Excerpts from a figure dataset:

※ ※ ※

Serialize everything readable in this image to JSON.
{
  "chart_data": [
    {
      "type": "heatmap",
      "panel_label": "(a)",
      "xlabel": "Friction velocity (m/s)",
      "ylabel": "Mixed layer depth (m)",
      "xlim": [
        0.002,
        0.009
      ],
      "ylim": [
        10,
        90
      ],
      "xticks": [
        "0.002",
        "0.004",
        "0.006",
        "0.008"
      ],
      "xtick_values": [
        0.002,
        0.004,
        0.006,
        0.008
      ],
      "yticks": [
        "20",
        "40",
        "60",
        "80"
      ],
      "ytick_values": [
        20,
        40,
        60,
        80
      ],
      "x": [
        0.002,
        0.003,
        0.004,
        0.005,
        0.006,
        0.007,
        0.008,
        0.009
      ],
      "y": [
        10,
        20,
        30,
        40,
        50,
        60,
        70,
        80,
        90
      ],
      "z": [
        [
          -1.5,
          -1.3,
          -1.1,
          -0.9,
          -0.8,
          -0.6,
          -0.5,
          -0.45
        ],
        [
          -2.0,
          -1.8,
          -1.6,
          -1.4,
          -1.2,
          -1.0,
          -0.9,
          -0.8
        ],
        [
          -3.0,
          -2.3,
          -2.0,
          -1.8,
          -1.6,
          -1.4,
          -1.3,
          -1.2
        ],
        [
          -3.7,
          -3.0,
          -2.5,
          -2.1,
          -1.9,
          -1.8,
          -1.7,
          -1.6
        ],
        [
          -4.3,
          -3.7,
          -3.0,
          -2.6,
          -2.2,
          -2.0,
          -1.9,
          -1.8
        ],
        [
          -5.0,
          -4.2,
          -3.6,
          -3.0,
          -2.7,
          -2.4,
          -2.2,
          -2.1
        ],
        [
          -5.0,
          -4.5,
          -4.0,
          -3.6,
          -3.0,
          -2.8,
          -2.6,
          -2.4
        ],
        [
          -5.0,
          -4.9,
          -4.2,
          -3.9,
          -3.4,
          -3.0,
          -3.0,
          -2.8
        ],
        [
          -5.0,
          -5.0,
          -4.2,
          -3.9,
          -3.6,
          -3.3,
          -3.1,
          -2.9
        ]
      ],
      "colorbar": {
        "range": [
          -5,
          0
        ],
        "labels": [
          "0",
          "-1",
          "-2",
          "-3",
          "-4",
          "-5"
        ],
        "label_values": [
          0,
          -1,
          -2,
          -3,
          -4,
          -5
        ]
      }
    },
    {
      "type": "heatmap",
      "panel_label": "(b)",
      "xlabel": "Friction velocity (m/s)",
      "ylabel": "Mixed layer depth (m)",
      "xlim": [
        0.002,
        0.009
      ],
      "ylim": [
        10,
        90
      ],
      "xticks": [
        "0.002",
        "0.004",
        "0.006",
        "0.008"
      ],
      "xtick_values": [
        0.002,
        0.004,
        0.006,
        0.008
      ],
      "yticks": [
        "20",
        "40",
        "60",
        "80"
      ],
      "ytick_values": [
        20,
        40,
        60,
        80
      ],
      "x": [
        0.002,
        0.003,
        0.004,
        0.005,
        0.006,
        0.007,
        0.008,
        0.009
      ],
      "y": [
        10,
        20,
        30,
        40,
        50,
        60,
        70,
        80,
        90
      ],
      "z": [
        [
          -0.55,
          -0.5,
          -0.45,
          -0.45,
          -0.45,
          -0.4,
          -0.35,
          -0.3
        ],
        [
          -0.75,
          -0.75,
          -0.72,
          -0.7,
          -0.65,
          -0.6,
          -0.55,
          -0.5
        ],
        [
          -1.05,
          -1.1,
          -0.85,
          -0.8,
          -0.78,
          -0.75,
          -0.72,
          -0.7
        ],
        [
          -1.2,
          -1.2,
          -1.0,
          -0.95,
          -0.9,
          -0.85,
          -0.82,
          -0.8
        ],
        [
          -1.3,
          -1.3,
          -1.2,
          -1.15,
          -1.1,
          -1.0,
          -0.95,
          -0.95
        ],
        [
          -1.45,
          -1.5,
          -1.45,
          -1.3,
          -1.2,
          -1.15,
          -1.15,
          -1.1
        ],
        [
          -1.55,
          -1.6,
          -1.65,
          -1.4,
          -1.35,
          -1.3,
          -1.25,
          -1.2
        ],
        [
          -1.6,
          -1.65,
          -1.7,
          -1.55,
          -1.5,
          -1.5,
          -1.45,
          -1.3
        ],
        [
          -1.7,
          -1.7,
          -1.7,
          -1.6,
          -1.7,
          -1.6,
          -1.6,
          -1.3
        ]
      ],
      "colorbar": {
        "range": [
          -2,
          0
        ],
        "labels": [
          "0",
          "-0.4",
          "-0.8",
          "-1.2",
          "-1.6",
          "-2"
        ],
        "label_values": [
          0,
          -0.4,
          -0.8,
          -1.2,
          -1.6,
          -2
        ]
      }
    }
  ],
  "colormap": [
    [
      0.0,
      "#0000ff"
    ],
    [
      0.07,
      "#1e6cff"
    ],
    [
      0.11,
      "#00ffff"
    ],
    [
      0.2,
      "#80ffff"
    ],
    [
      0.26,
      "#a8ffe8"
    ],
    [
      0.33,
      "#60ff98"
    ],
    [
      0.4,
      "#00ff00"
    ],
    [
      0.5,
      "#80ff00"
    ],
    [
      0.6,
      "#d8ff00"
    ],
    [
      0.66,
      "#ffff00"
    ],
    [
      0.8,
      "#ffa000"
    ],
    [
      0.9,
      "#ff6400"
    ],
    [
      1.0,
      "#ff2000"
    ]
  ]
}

※ ※ ※

Job: Write the complete data out, exactly as above.

Expected answer:
Serialize everything readable in this image to JSON.
{
  "chart_data": [
    {
      "type": "heatmap",
      "panel_label": "(a)",
      "xlabel": "Friction velocity (m/s)",
      "ylabel": "Mixed layer depth (m)",
      "xlim": [
        0.002,
        0.009
      ],
      "ylim": [
        10,
        90
      ],
      "xticks": [
        "0.002",
        "0.004",
        "0.006",
        "0.008"
      ],
      "xtick_values": [
        0.002,
        0.004,
        0.006,
        0.008
      ],
      "yticks": [
        "20",
        "40",
        "60",
        "80"
      ],
      "ytick_values": [
        20,
        40,
        60,
        80
      ],
      "x": [
        0.002,
        0.003,
        0.004,
        0.005,
        0.006,
        0.007,
        0.008,
        0.009
      ],
      "y": [
        10,
        20,
        30,
        40,
        50,
        60,
        70,
        80,
        90
      ],
      "z": [
        [
          -1.5,
          -1.3,
          -1.1,
          -0.9,
          -0.8,
          -0.6,
          -0.5,
          -0.45
        ],
        [
          -2.0,
          -1.8,
          -1.6,
          -1.4,
          -1.2,
          -1.0,
          -0.9,
          -0.8
        ],
        [
          -3.0,
          -2.3,
          -2.0,
          -1.8,
          -1.6,
          -1.4,
          -1.3,
          -1.2
        ],
        [
          -3.7,
          -3.0,
          -2.5,
          -2.1,
          -1.9,
          -1.8,
          -1.7,
          -1.6
        ],
        [
          -4.3,
          -3.7,
          -3.0,
          -2.6,
          -2.2,
          -2.0,
          -1.9,
          -1.8
        ],
        [
          -5.0,
          -4.2,
          -3.6,
          -3.0,
          -2.7,
          -2.4,
          -2.2,
          -2.1
        ],
        [
          -5.0,
          -4.5,
          -4.0,
          -3.6,
          -3.0,
          -2.8,
          -2.6,
          -2.4
        ],
        [
          -5.0,
          -4.9,
          -4.2,
          -3.9,
          -3.4,
          -3.0,
          -3.0,
          -2.8
        ],
        [
          -5.0,
          -5.0,
          -4.2,
          -3.9,
          -3.6,
          -3.3,
          -3.1,
          -2.9
        ]
      ],
      "colorbar": {
        "range": [
          -5,
          0
        ],
        "labels": [
          "0",
          "-1",
          "-2",
          "-3",
          "-4",
          "-5"
        ],
        "label_values": [
          0,
          -1,
          -2,
          -3,
          -4,
          -5
        ]
      }
    },
    {
      "type": "heatmap",
      "panel_label": "(b)",
      "xlabel": "Friction velocity (m/s)",
      "ylabel": "Mixed layer depth (m)",
      "xlim": [
        0.002,
        0.009
      ],
      "ylim": [
        10,
        90
      ],
      "xticks": [
        "0.002",
        "0.004",
        "0.006",
        "0.008"
      ],
      "xtick_values": [
        0.002,
        0.004,
        0.006,
        0.008
      ],
      "yticks": [
        "20",
        "40",
        "60",
        "80"
      ],
      "ytick_values": [
        20,
        40,
        60,
        80
      ],
      "x": [
        0.002,
        0.003,
        0.004,
        0.005,
        0.006,
        0.007,
        0.008,
        0.009
      ],
      "y": [
        10,
        20,
        30,
        40,
        50,
        60,
        70,
        80,
        90
      ],
      "z": [
        [
          -0.55,
          -0.5,
          -0.45,
          -0.45,
          -0.45,
          -0.4,
          -0.35,
          -0.3
        ],
        [
          -0.75,
          -0.75,
          -0.72,
          -0.7,
          -0.65,
          -0.6,
          -0.55,
          -0.5
        ],
        [
          -1.05,
          -1.1,
          -0.85,
          -0.8,
          -0.78,
          -0.75,
          -0.72,
          -0.7
        ],
        [
          -1.2,
          -1.2,
          -1.0,
          -0.95,
          -0.9,
          -0.85,
          -0.82,
          -0.8
        ],
        [
          -1.3,
          -1.3,
          -1.2,
          -1.15,
          -1.1,
          -1.0,
          -0.95,
          -0.95
        ],
        [
          -1.45,
          -1.5,
          -1.45,
          -1.3,
          -1.2,
          -1.15,
          -1.15,
          -1.1
        ],
        [
          -1.55,
          -1.6,
          -1.65,
          -1.4,
          -1.35,
          -1.3,
          -1.25,
          -1.2
        ],
        [
          -1.6,
          -1.65,
          -1.7,
          -1.55,
          -1.5,
          -1.5,
          -1.45,
          -1.3
        ],
        [
          -1.7,
          -1.7,
          -1.7,
          -1.6,
          -1.7,
          -1.6,
          -1.6,
          -1.3
        ]
      ],
      "colorbar": {
        "range": [
          -2,
          0
        ],
        "labels": [
          "0",
          "-0.4",
          "-0.8",
          "-1.2",
          "-1.6",
          "-2"
        ],
        "label_values": [
          0,
          -0.4,
          -0.8,
          -1.2,
          -1.6,
          -2
        ]
      }
    }
  ],
  "colormap": [
    [
      0.0,
      "#0000ff"
    ],
    [
      0.07,
      "#1e6cff"
    ],
    [
      0.11,
      "#00ffff"
    ],
    [
      0.2,
      "#80ffff"
    ],
    [
      0.26,
      "#a8ffe8"
    ],
    [
      0.33,
      "#60ff98"
    ],
    [
      0.4,
      "#00ff00"
    ],
    [
      0.5,
      "#80ff00"
    ],
    [
      0.6,
      "#d8ff00"
    ],
    [
      0.66,
      "#ffff00"
    ],
    [
      0.8,
      "#ffa000"
    ],
    [
      0.9,
      "#ff6400"
    ],
    [
      1.0,
      "#ff2000"
    ]
  ]
}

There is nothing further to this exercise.